Below are some records; repeat them all exactly, minus the pictures.
-- Record extracts start --
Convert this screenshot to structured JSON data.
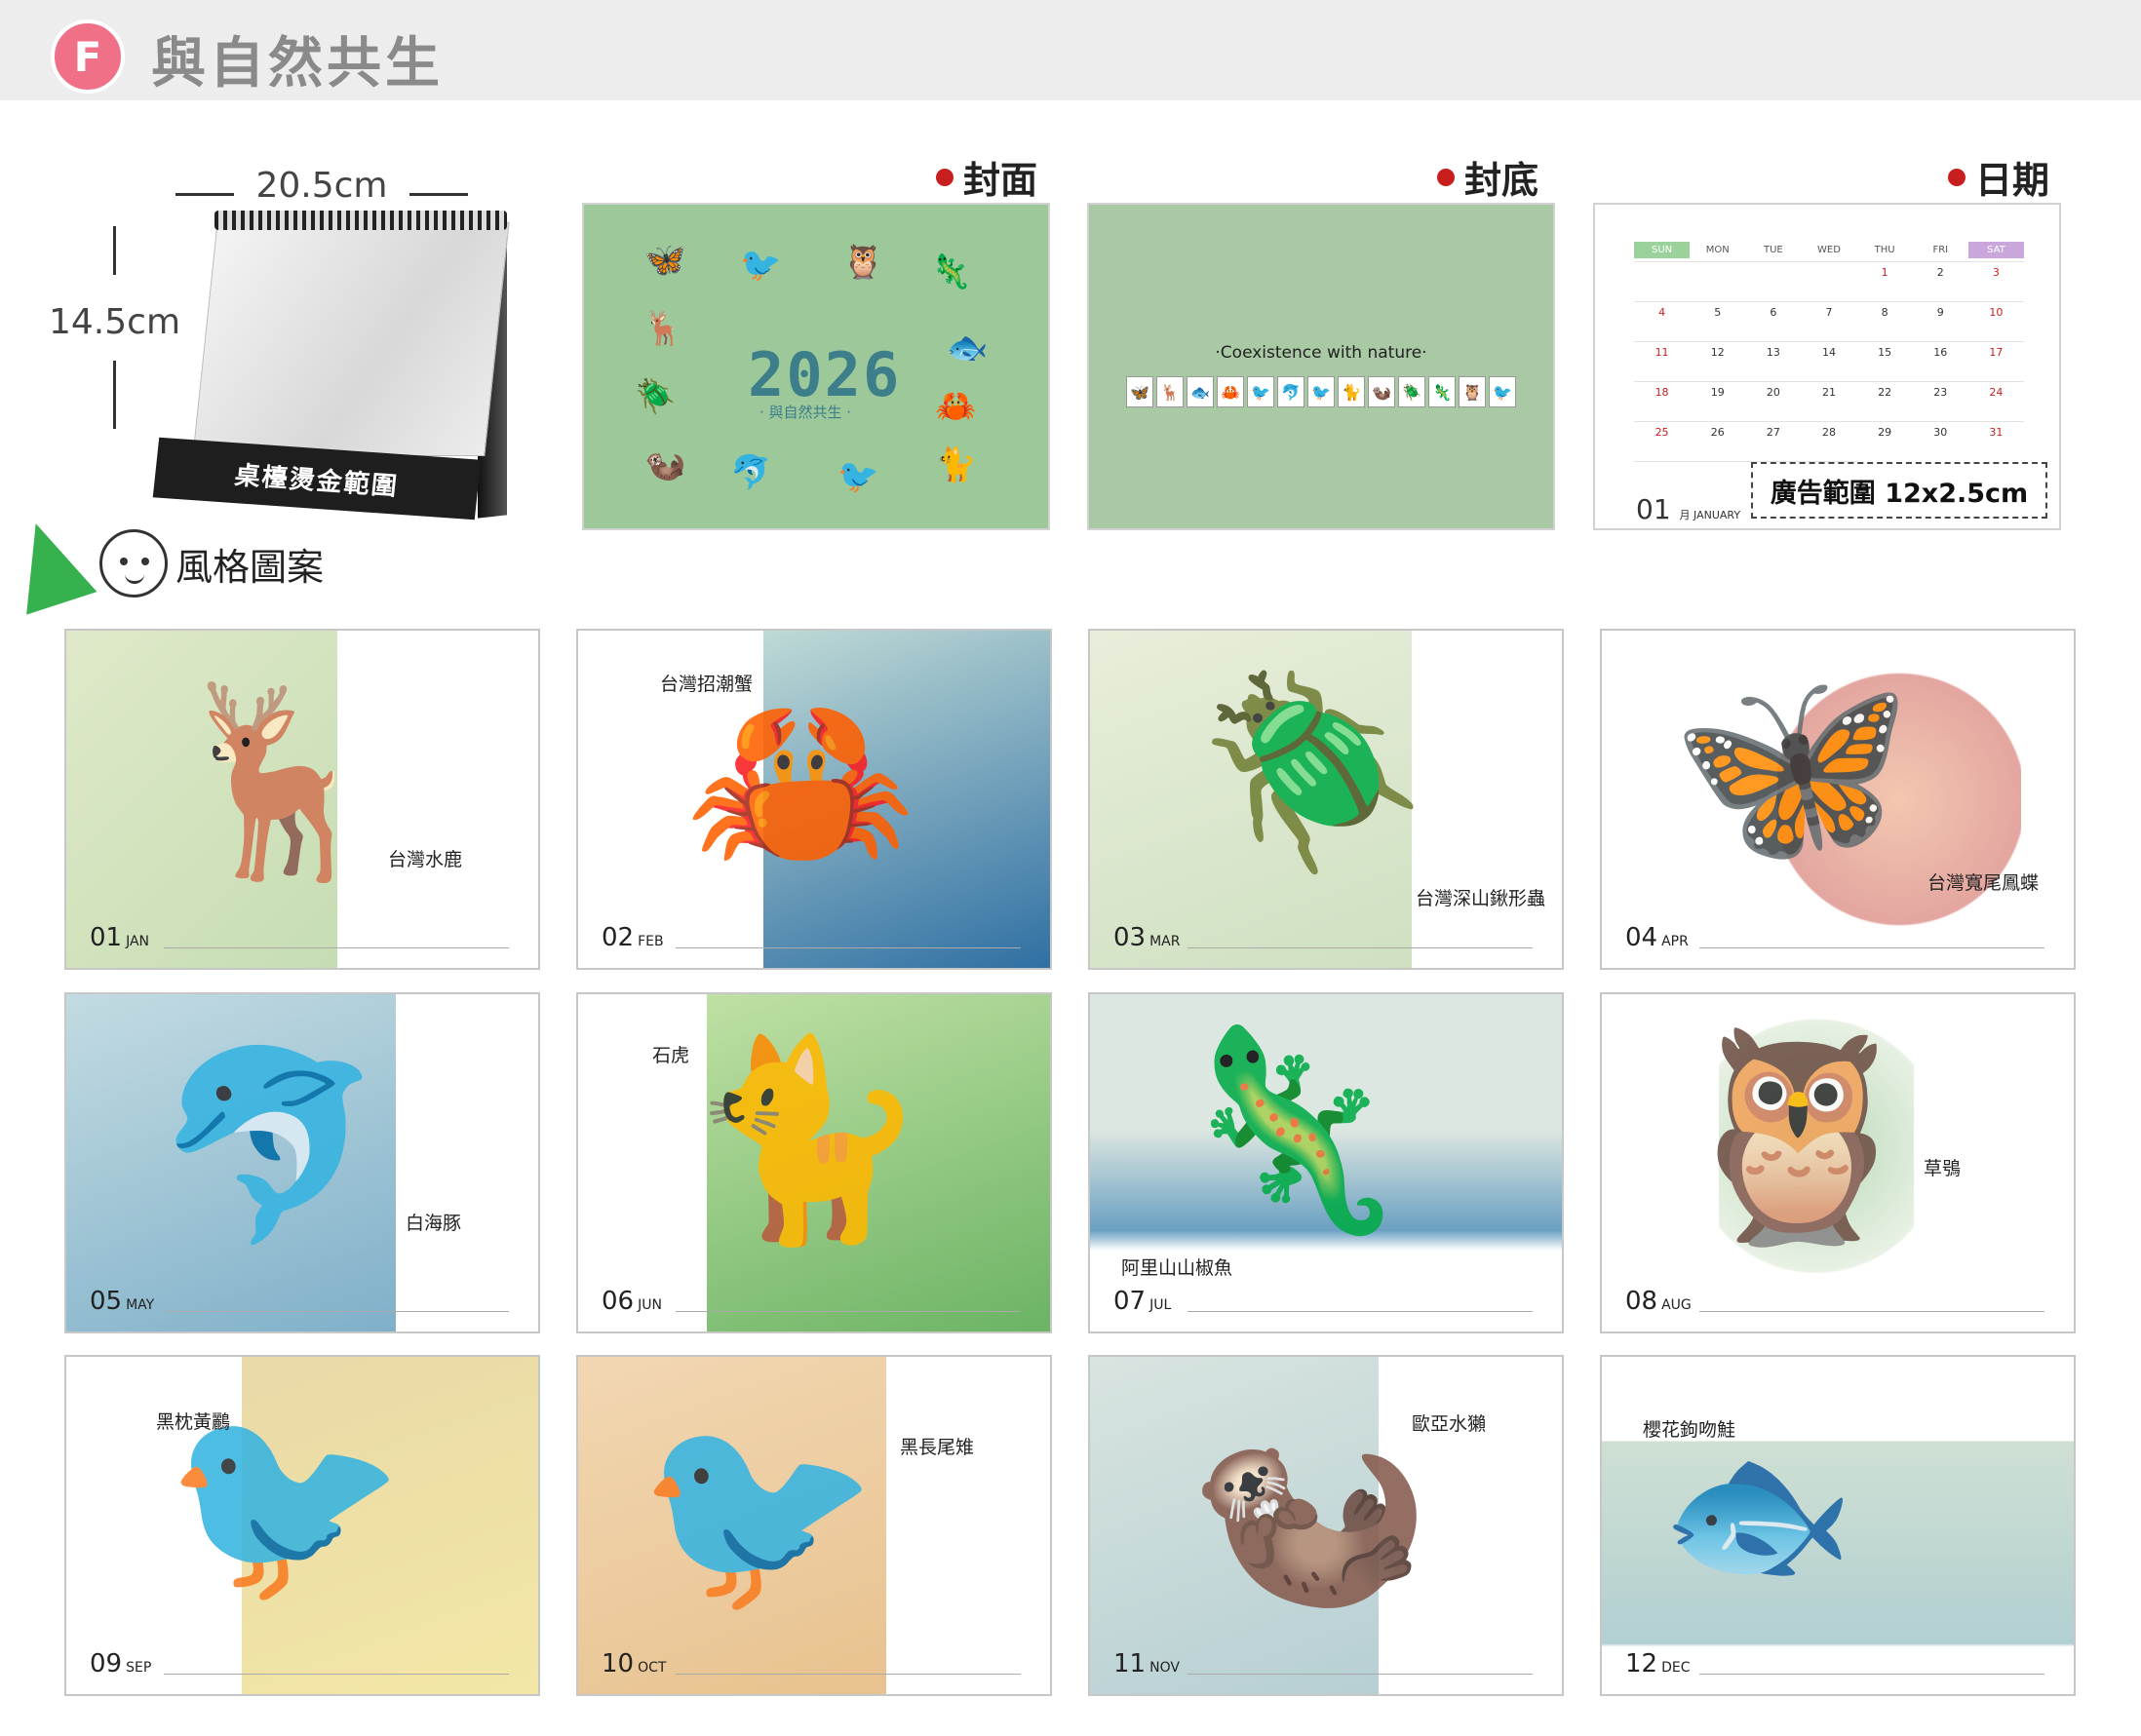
{
  "header": {
    "badge": "F",
    "title": "與自然共生"
  },
  "spec": {
    "width_label": "20.5cm",
    "height_label": "14.5cm",
    "base_label": "桌檯燙金範圍"
  },
  "sections": {
    "front": "封面",
    "back": "封底",
    "date": "日期",
    "style": "風格圖案"
  },
  "front_cover": {
    "year": "2026",
    "subtitle": "· 與自然共生 ·"
  },
  "back_cover": {
    "tagline": "·Coexistence with nature·"
  },
  "date_page": {
    "weekdays": [
      "SUN",
      "MON",
      "TUE",
      "WED",
      "THU",
      "FRI",
      "SAT"
    ],
    "days": [
      "",
      "",
      "",
      "",
      "1",
      "2",
      "3",
      "4",
      "5",
      "6",
      "7",
      "8",
      "9",
      "10",
      "11",
      "12",
      "13",
      "14",
      "15",
      "16",
      "17",
      "18",
      "19",
      "20",
      "21",
      "22",
      "23",
      "24",
      "25",
      "26",
      "27",
      "28",
      "29",
      "30",
      "31",
      "",
      "",
      "",
      ""
    ],
    "holidays": [
      "1",
      "3",
      "4",
      "10",
      "11",
      "17",
      "18",
      "24",
      "25",
      "31"
    ],
    "ad_label": "廣告範圍 12x2.5cm",
    "month_num": "01",
    "month_name": "月 JANUARY"
  },
  "colors": {
    "badge": "#f07088",
    "dot": "#c81e1e",
    "tri": "#36b14e"
  },
  "cards": [
    {
      "num": "01",
      "mon": "JAN",
      "name": "台灣水鹿",
      "icon": "deer-icon"
    },
    {
      "num": "02",
      "mon": "FEB",
      "name": "台灣招潮蟹",
      "icon": "crab-icon"
    },
    {
      "num": "03",
      "mon": "MAR",
      "name": "台灣深山鍬形蟲",
      "icon": "beetle-icon"
    },
    {
      "num": "04",
      "mon": "APR",
      "name": "台灣寬尾鳳蝶",
      "icon": "butterfly-icon"
    },
    {
      "num": "05",
      "mon": "MAY",
      "name": "白海豚",
      "icon": "dolphin-icon"
    },
    {
      "num": "06",
      "mon": "JUN",
      "name": "石虎",
      "icon": "leopard-cat-icon"
    },
    {
      "num": "07",
      "mon": "JUL",
      "name": "阿里山山椒魚",
      "icon": "salamander-icon"
    },
    {
      "num": "08",
      "mon": "AUG",
      "name": "草鴞",
      "icon": "owl-icon"
    },
    {
      "num": "09",
      "mon": "SEP",
      "name": "黑枕黃鸝",
      "icon": "oriole-icon"
    },
    {
      "num": "10",
      "mon": "OCT",
      "name": "黑長尾雉",
      "icon": "pheasant-icon"
    },
    {
      "num": "11",
      "mon": "NOV",
      "name": "歐亞水獺",
      "icon": "otter-icon"
    },
    {
      "num": "12",
      "mon": "DEC",
      "name": "櫻花鉤吻鮭",
      "icon": "salmon-icon"
    }
  ]
}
-- Record extracts end --
§ **Task solution**:
Convert this screenshot to structured JSON data.
{
  "header": {
    "badge": "F",
    "title": "與自然共生"
  },
  "spec": {
    "width_label": "20.5cm",
    "height_label": "14.5cm",
    "base_label": "桌檯燙金範圍"
  },
  "sections": {
    "front": "封面",
    "back": "封底",
    "date": "日期",
    "style": "風格圖案"
  },
  "front_cover": {
    "year": "2026",
    "subtitle": "· 與自然共生 ·"
  },
  "back_cover": {
    "tagline": "·Coexistence with nature·"
  },
  "date_page": {
    "weekdays": [
      "SUN",
      "MON",
      "TUE",
      "WED",
      "THU",
      "FRI",
      "SAT"
    ],
    "days": [
      "",
      "",
      "",
      "",
      "1",
      "2",
      "3",
      "4",
      "5",
      "6",
      "7",
      "8",
      "9",
      "10",
      "11",
      "12",
      "13",
      "14",
      "15",
      "16",
      "17",
      "18",
      "19",
      "20",
      "21",
      "22",
      "23",
      "24",
      "25",
      "26",
      "27",
      "28",
      "29",
      "30",
      "31",
      "",
      "",
      "",
      ""
    ],
    "holidays": [
      "1",
      "3",
      "4",
      "10",
      "11",
      "17",
      "18",
      "24",
      "25",
      "31"
    ],
    "ad_label": "廣告範圍 12x2.5cm",
    "month_num": "01",
    "month_name": "月 JANUARY"
  },
  "colors": {
    "badge": "#f07088",
    "dot": "#c81e1e",
    "tri": "#36b14e"
  },
  "cards": [
    {
      "num": "01",
      "mon": "JAN",
      "name": "台灣水鹿",
      "icon": "deer-icon"
    },
    {
      "num": "02",
      "mon": "FEB",
      "name": "台灣招潮蟹",
      "icon": "crab-icon"
    },
    {
      "num": "03",
      "mon": "MAR",
      "name": "台灣深山鍬形蟲",
      "icon": "beetle-icon"
    },
    {
      "num": "04",
      "mon": "APR",
      "name": "台灣寬尾鳳蝶",
      "icon": "butterfly-icon"
    },
    {
      "num": "05",
      "mon": "MAY",
      "name": "白海豚",
      "icon": "dolphin-icon"
    },
    {
      "num": "06",
      "mon": "JUN",
      "name": "石虎",
      "icon": "leopard-cat-icon"
    },
    {
      "num": "07",
      "mon": "JUL",
      "name": "阿里山山椒魚",
      "icon": "salamander-icon"
    },
    {
      "num": "08",
      "mon": "AUG",
      "name": "草鴞",
      "icon": "owl-icon"
    },
    {
      "num": "09",
      "mon": "SEP",
      "name": "黑枕黃鸝",
      "icon": "oriole-icon"
    },
    {
      "num": "10",
      "mon": "OCT",
      "name": "黑長尾雉",
      "icon": "pheasant-icon"
    },
    {
      "num": "11",
      "mon": "NOV",
      "name": "歐亞水獺",
      "icon": "otter-icon"
    },
    {
      "num": "12",
      "mon": "DEC",
      "name": "櫻花鉤吻鮭",
      "icon": "salmon-icon"
    }
  ]
}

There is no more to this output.